• [To be done]
Read the lines that follow and tally those with the word "help"; give the number and nothing else.
* begin *
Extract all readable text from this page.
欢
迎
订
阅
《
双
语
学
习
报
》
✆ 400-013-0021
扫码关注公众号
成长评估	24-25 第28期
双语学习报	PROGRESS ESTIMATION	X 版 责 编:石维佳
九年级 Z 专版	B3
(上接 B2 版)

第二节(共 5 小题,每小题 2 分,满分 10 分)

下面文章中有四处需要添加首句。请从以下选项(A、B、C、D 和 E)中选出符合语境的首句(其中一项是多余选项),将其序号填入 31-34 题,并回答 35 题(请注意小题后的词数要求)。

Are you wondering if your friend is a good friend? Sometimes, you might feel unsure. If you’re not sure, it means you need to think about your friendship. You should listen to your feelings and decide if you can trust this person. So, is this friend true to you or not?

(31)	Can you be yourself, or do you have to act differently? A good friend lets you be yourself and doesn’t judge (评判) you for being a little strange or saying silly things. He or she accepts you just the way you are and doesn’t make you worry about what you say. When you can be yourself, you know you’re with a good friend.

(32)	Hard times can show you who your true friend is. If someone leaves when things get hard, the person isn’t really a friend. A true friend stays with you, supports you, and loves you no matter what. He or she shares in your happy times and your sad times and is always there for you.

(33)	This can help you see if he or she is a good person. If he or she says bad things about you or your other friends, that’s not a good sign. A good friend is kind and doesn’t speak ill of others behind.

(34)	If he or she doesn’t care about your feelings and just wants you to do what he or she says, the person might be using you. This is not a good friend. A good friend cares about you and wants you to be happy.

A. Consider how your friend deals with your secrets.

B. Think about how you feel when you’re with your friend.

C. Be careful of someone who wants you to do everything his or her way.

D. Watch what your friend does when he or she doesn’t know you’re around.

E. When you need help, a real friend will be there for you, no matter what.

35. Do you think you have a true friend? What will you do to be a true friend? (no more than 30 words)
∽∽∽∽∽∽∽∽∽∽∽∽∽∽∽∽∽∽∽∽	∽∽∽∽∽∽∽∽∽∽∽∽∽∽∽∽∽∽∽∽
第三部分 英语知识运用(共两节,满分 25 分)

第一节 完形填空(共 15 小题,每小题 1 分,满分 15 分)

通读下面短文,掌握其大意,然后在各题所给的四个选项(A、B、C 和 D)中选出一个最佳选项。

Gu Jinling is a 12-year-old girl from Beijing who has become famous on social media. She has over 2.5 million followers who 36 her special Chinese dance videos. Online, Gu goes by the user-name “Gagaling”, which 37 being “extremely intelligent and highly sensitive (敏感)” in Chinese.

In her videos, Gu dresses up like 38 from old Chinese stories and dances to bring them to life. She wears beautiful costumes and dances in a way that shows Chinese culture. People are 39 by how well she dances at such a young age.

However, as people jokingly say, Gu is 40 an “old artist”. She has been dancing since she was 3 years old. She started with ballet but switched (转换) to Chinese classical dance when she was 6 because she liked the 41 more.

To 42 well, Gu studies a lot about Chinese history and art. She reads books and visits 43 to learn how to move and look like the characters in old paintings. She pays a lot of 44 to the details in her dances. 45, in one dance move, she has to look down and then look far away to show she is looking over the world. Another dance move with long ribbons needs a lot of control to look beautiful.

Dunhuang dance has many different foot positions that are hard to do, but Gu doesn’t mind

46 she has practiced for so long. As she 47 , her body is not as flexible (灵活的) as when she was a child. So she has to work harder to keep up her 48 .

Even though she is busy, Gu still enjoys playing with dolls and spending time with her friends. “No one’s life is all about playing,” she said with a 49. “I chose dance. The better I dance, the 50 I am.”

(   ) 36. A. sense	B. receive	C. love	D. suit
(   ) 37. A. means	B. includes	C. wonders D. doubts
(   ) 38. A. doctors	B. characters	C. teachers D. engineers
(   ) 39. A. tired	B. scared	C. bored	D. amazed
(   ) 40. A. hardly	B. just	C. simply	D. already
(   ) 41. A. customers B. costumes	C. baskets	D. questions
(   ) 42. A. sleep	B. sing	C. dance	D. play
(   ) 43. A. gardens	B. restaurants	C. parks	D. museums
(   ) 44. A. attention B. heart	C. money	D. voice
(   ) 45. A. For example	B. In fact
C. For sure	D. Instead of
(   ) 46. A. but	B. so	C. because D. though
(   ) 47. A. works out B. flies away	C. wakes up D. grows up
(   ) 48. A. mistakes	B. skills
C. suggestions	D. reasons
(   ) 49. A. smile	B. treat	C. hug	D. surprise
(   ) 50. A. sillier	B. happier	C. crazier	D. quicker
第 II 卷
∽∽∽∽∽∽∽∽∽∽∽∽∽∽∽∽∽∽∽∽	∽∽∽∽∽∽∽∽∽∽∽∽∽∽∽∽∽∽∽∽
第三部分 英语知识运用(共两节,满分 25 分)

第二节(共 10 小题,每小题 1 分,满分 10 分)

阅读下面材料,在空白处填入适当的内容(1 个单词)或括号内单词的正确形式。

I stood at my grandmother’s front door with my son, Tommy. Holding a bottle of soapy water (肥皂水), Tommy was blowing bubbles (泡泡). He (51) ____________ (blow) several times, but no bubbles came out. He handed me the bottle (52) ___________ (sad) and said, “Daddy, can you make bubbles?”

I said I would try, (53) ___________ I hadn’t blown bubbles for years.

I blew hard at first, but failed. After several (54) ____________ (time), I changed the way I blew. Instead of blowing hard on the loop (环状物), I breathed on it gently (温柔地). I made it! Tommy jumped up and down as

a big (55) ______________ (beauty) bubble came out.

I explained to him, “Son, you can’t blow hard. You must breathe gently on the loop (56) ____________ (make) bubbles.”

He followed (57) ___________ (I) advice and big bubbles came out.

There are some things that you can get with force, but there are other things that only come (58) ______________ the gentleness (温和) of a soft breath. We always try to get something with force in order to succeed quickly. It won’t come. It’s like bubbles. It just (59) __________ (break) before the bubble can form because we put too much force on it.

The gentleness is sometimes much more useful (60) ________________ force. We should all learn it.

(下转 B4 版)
* end *
• [Exercise response]
2